* BEGIN *
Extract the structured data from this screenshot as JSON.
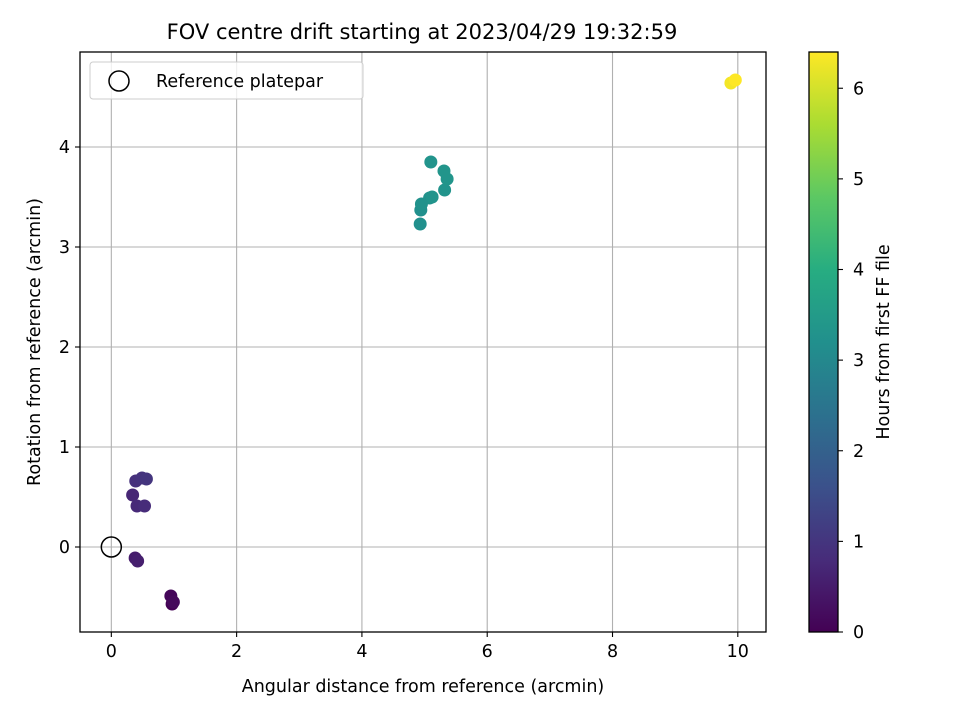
{
  "chart_data": {
    "type": "scatter",
    "title": "FOV centre drift starting at 2023/04/29 19:32:59",
    "xlabel": "Angular distance from reference (arcmin)",
    "ylabel": "Rotation from reference (arcmin)",
    "xlim": [
      -0.5,
      10.45
    ],
    "ylim": [
      -0.85,
      4.95
    ],
    "xticks": [
      0,
      2,
      4,
      6,
      8,
      10
    ],
    "yticks": [
      0,
      1,
      2,
      3,
      4
    ],
    "grid": true,
    "legend": {
      "placement": "top-left",
      "entries": [
        "Reference platepar"
      ]
    },
    "reference_point": {
      "x": 0,
      "y": 0
    },
    "colorbar": {
      "label": "Hours from first FF file",
      "colormap": "viridis",
      "range": [
        0,
        6.4
      ],
      "ticks": [
        0,
        1,
        2,
        3,
        4,
        5,
        6
      ]
    },
    "points": [
      {
        "x": 0.97,
        "y": -0.57,
        "hours": 0.0
      },
      {
        "x": 0.95,
        "y": -0.49,
        "hours": 0.1
      },
      {
        "x": 0.99,
        "y": -0.55,
        "hours": 0.15
      },
      {
        "x": 0.38,
        "y": -0.11,
        "hours": 0.5
      },
      {
        "x": 0.42,
        "y": -0.14,
        "hours": 0.55
      },
      {
        "x": 0.34,
        "y": 0.52,
        "hours": 0.7
      },
      {
        "x": 0.41,
        "y": 0.41,
        "hours": 0.75
      },
      {
        "x": 0.53,
        "y": 0.41,
        "hours": 0.8
      },
      {
        "x": 0.39,
        "y": 0.66,
        "hours": 0.9
      },
      {
        "x": 0.49,
        "y": 0.69,
        "hours": 0.95
      },
      {
        "x": 0.56,
        "y": 0.68,
        "hours": 1.0
      },
      {
        "x": 4.93,
        "y": 3.23,
        "hours": 3.2
      },
      {
        "x": 4.94,
        "y": 3.37,
        "hours": 3.2
      },
      {
        "x": 4.95,
        "y": 3.43,
        "hours": 3.25
      },
      {
        "x": 5.08,
        "y": 3.49,
        "hours": 3.25
      },
      {
        "x": 5.12,
        "y": 3.5,
        "hours": 3.3
      },
      {
        "x": 5.32,
        "y": 3.57,
        "hours": 3.3
      },
      {
        "x": 5.36,
        "y": 3.68,
        "hours": 3.35
      },
      {
        "x": 5.31,
        "y": 3.76,
        "hours": 3.35
      },
      {
        "x": 5.1,
        "y": 3.85,
        "hours": 3.3
      },
      {
        "x": 9.89,
        "y": 4.64,
        "hours": 6.3
      },
      {
        "x": 9.96,
        "y": 4.67,
        "hours": 6.4
      }
    ]
  }
}
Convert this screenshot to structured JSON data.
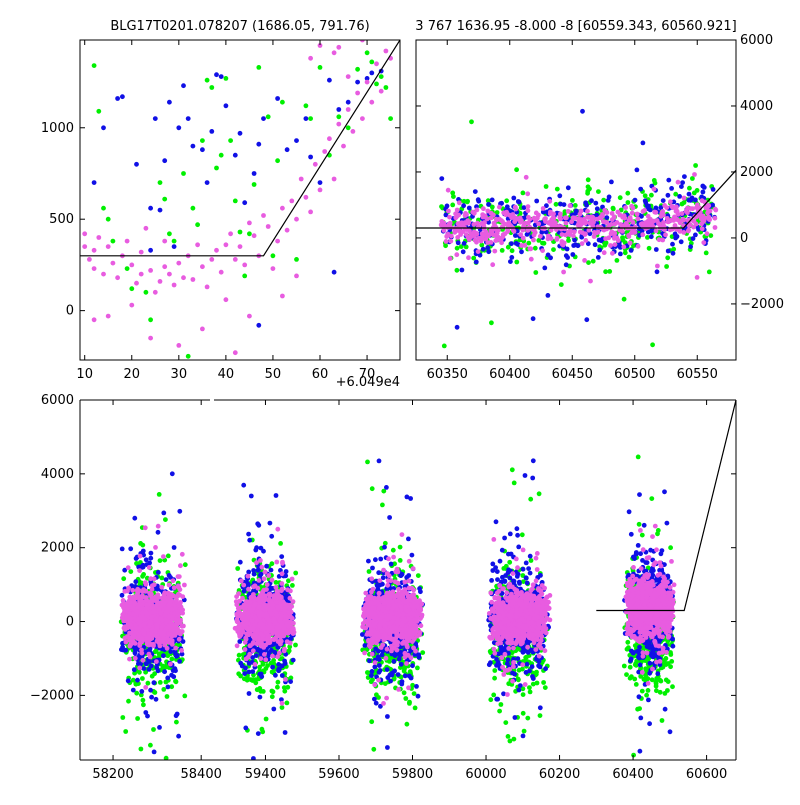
{
  "figure": {
    "title_left": "BLG17T0201.078207 (1686.05, 791.76)",
    "title_right": "3 767 1636.95 -8.000 -8 [60559.343, 60560.921]",
    "colors": {
      "blue": "#1010e6",
      "green": "#00f000",
      "pink": "#e85ce0",
      "line": "#000000"
    }
  },
  "chart_data": [
    {
      "type": "scatter",
      "panel": "top-left",
      "title": "BLG17T0201.078207 (1686.05, 791.76)",
      "x_offset_label": "+6.049e4",
      "xlim": [
        9,
        77
      ],
      "ylim": [
        -270,
        1480
      ],
      "xticks": [
        10,
        20,
        30,
        40,
        50,
        60,
        70
      ],
      "yticks": [
        0,
        500,
        1000
      ],
      "grid": false,
      "model_line": {
        "x": [
          9,
          48,
          77
        ],
        "y": [
          300,
          300,
          1480
        ]
      },
      "series": [
        {
          "color": "blue",
          "points": [
            [
              12,
              700
            ],
            [
              14,
              1000
            ],
            [
              17,
              1160
            ],
            [
              18,
              1170
            ],
            [
              21,
              800
            ],
            [
              24,
              330
            ],
            [
              24,
              560
            ],
            [
              25,
              1050
            ],
            [
              26,
              550
            ],
            [
              27,
              820
            ],
            [
              28,
              1140
            ],
            [
              29,
              350
            ],
            [
              30,
              1000
            ],
            [
              31,
              1230
            ],
            [
              32,
              1050
            ],
            [
              33,
              900
            ],
            [
              35,
              880
            ],
            [
              36,
              700
            ],
            [
              37,
              980
            ],
            [
              38,
              1290
            ],
            [
              39,
              1280
            ],
            [
              40,
              1120
            ],
            [
              42,
              850
            ],
            [
              43,
              970
            ],
            [
              44,
              590
            ],
            [
              46,
              750
            ],
            [
              47,
              910
            ],
            [
              48,
              1050
            ],
            [
              51,
              1160
            ],
            [
              53,
              880
            ],
            [
              55,
              930
            ],
            [
              57,
              1050
            ],
            [
              58,
              840
            ],
            [
              60,
              700
            ],
            [
              62,
              1260
            ],
            [
              64,
              1100
            ],
            [
              66,
              1140
            ],
            [
              68,
              1250
            ],
            [
              70,
              1270
            ],
            [
              71,
              1300
            ],
            [
              73,
              1310
            ],
            [
              63,
              210
            ],
            [
              47,
              -80
            ]
          ]
        },
        {
          "color": "green",
          "points": [
            [
              12,
              1340
            ],
            [
              13,
              1090
            ],
            [
              14,
              560
            ],
            [
              15,
              500
            ],
            [
              16,
              380
            ],
            [
              19,
              230
            ],
            [
              20,
              120
            ],
            [
              23,
              100
            ],
            [
              24,
              -50
            ],
            [
              26,
              700
            ],
            [
              27,
              610
            ],
            [
              28,
              420
            ],
            [
              29,
              380
            ],
            [
              31,
              750
            ],
            [
              32,
              -250
            ],
            [
              33,
              560
            ],
            [
              34,
              470
            ],
            [
              35,
              930
            ],
            [
              36,
              1260
            ],
            [
              37,
              1220
            ],
            [
              38,
              780
            ],
            [
              39,
              850
            ],
            [
              40,
              1270
            ],
            [
              41,
              930
            ],
            [
              42,
              600
            ],
            [
              43,
              430
            ],
            [
              44,
              190
            ],
            [
              45,
              420
            ],
            [
              46,
              690
            ],
            [
              47,
              1330
            ],
            [
              49,
              1060
            ],
            [
              50,
              300
            ],
            [
              51,
              820
            ],
            [
              52,
              1140
            ],
            [
              55,
              280
            ],
            [
              57,
              1120
            ],
            [
              58,
              1050
            ],
            [
              60,
              1330
            ],
            [
              62,
              850
            ],
            [
              64,
              1060
            ],
            [
              66,
              1000
            ],
            [
              68,
              1320
            ],
            [
              70,
              1410
            ],
            [
              71,
              1360
            ],
            [
              72,
              1240
            ],
            [
              73,
              1280
            ],
            [
              74,
              1220
            ],
            [
              75,
              1050
            ]
          ]
        },
        {
          "color": "pink",
          "points": [
            [
              10,
              350
            ],
            [
              10,
              420
            ],
            [
              11,
              280
            ],
            [
              12,
              330
            ],
            [
              12,
              230
            ],
            [
              13,
              400
            ],
            [
              14,
              200
            ],
            [
              15,
              350
            ],
            [
              16,
              260
            ],
            [
              17,
              180
            ],
            [
              18,
              300
            ],
            [
              19,
              380
            ],
            [
              20,
              250
            ],
            [
              21,
              150
            ],
            [
              22,
              200
            ],
            [
              22,
              320
            ],
            [
              23,
              450
            ],
            [
              24,
              220
            ],
            [
              25,
              100
            ],
            [
              26,
              160
            ],
            [
              27,
              240
            ],
            [
              27,
              380
            ],
            [
              28,
              200
            ],
            [
              29,
              140
            ],
            [
              30,
              260
            ],
            [
              31,
              180
            ],
            [
              32,
              300
            ],
            [
              33,
              170
            ],
            [
              34,
              360
            ],
            [
              35,
              240
            ],
            [
              36,
              130
            ],
            [
              37,
              280
            ],
            [
              38,
              330
            ],
            [
              39,
              210
            ],
            [
              40,
              360
            ],
            [
              41,
              420
            ],
            [
              42,
              280
            ],
            [
              43,
              350
            ],
            [
              44,
              250
            ],
            [
              45,
              480
            ],
            [
              46,
              410
            ],
            [
              47,
              300
            ],
            [
              48,
              520
            ],
            [
              49,
              460
            ],
            [
              50,
              230
            ],
            [
              51,
              380
            ],
            [
              52,
              560
            ],
            [
              53,
              440
            ],
            [
              54,
              600
            ],
            [
              55,
              500
            ],
            [
              56,
              720
            ],
            [
              57,
              620
            ],
            [
              58,
              540
            ],
            [
              59,
              800
            ],
            [
              60,
              660
            ],
            [
              61,
              870
            ],
            [
              62,
              940
            ],
            [
              63,
              720
            ],
            [
              64,
              1020
            ],
            [
              65,
              900
            ],
            [
              66,
              1100
            ],
            [
              67,
              980
            ],
            [
              68,
              1190
            ],
            [
              69,
              1050
            ],
            [
              70,
              1250
            ],
            [
              71,
              1140
            ],
            [
              72,
              1350
            ],
            [
              73,
              1200
            ],
            [
              74,
              1420
            ],
            [
              75,
              1380
            ],
            [
              58,
              1380
            ],
            [
              60,
              1450
            ],
            [
              64,
              1440
            ],
            [
              69,
              1480
            ],
            [
              24,
              -150
            ],
            [
              12,
              -50
            ],
            [
              15,
              -30
            ],
            [
              42,
              -230
            ],
            [
              30,
              -190
            ],
            [
              20,
              30
            ],
            [
              35,
              -100
            ],
            [
              40,
              60
            ],
            [
              45,
              -30
            ],
            [
              55,
              190
            ],
            [
              52,
              80
            ],
            [
              66,
              1280
            ],
            [
              63,
              1410
            ]
          ]
        }
      ]
    },
    {
      "type": "scatter",
      "panel": "top-right",
      "title": "3 767 1636.95 -8.000 -8 [60559.343, 60560.921]",
      "xlim": [
        60325,
        60581
      ],
      "ylim": [
        -3700,
        6000
      ],
      "xticks": [
        60350,
        60400,
        60450,
        60500,
        60550
      ],
      "yticks": [
        -2000,
        0,
        2000,
        4000,
        6000
      ],
      "grid": false,
      "model_line": {
        "x": [
          60325,
          60539,
          60581
        ],
        "y": [
          300,
          300,
          2050
        ]
      }
    },
    {
      "type": "scatter",
      "panel": "bottom",
      "xlim": [
        58125,
        60680
      ],
      "ylim": [
        -3750,
        6000
      ],
      "xticks": [
        58200,
        58400,
        59400,
        59600,
        59800,
        60000,
        60200,
        60400,
        60600
      ],
      "yticks": [
        -2000,
        0,
        2000,
        4000,
        6000
      ],
      "grid": false,
      "model_line": {
        "x": [
          60300,
          60539,
          60680
        ],
        "y": [
          300,
          300,
          6000
        ]
      },
      "season_centers": [
        58290,
        59400,
        59745,
        60090,
        60445
      ],
      "season_gaps": [
        [
          58420,
          59260
        ]
      ]
    }
  ]
}
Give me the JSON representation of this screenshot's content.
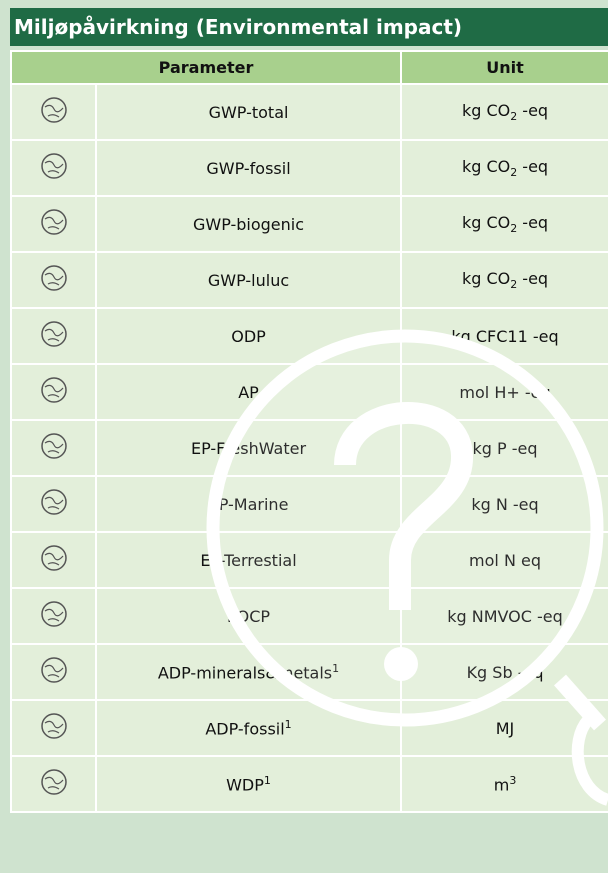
{
  "header": {
    "title": "Miljøpåvirkning (Environmental impact)",
    "parameter": "Parameter",
    "unit": "Unit"
  },
  "table": {
    "rows": [
      {
        "parameter": "GWP-total",
        "unit": "kg CO",
        "unit_sub": "2",
        "unit_rest": " -eq"
      },
      {
        "parameter": "GWP-fossil",
        "unit": "kg CO",
        "unit_sub": "2",
        "unit_rest": " -eq"
      },
      {
        "parameter": "GWP-biogenic",
        "unit": "kg CO",
        "unit_sub": "2",
        "unit_rest": " -eq"
      },
      {
        "parameter": "GWP-luluc",
        "unit": "kg CO",
        "unit_sub": "2",
        "unit_rest": " -eq"
      },
      {
        "parameter": "ODP",
        "unit": "kg CFC11 -eq"
      },
      {
        "parameter": "AP",
        "unit": "mol H+ -eq"
      },
      {
        "parameter": "EP-FreshWater",
        "unit": "kg P -eq"
      },
      {
        "parameter": "EP-Marine",
        "unit": "kg N -eq"
      },
      {
        "parameter": "EP-Terrestial",
        "unit": "mol N eq"
      },
      {
        "parameter": "POCP",
        "unit": "kg NMVOC -eq"
      },
      {
        "parameter": "ADP-minerals&metals",
        "parameter_sup": "1",
        "unit": "Kg Sb -eq"
      },
      {
        "parameter": "ADP-fossil",
        "parameter_sup": "1",
        "unit": "MJ"
      },
      {
        "parameter": "WDP",
        "parameter_sup": "1",
        "unit": "m",
        "unit_sup": "3"
      }
    ]
  }
}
* END *
**Work to do:** Search the records for the word "fossil". Copy every line that has it.

**Response below:**
        "parameter": "GWP-fossil",
        "parameter": "ADP-fossil",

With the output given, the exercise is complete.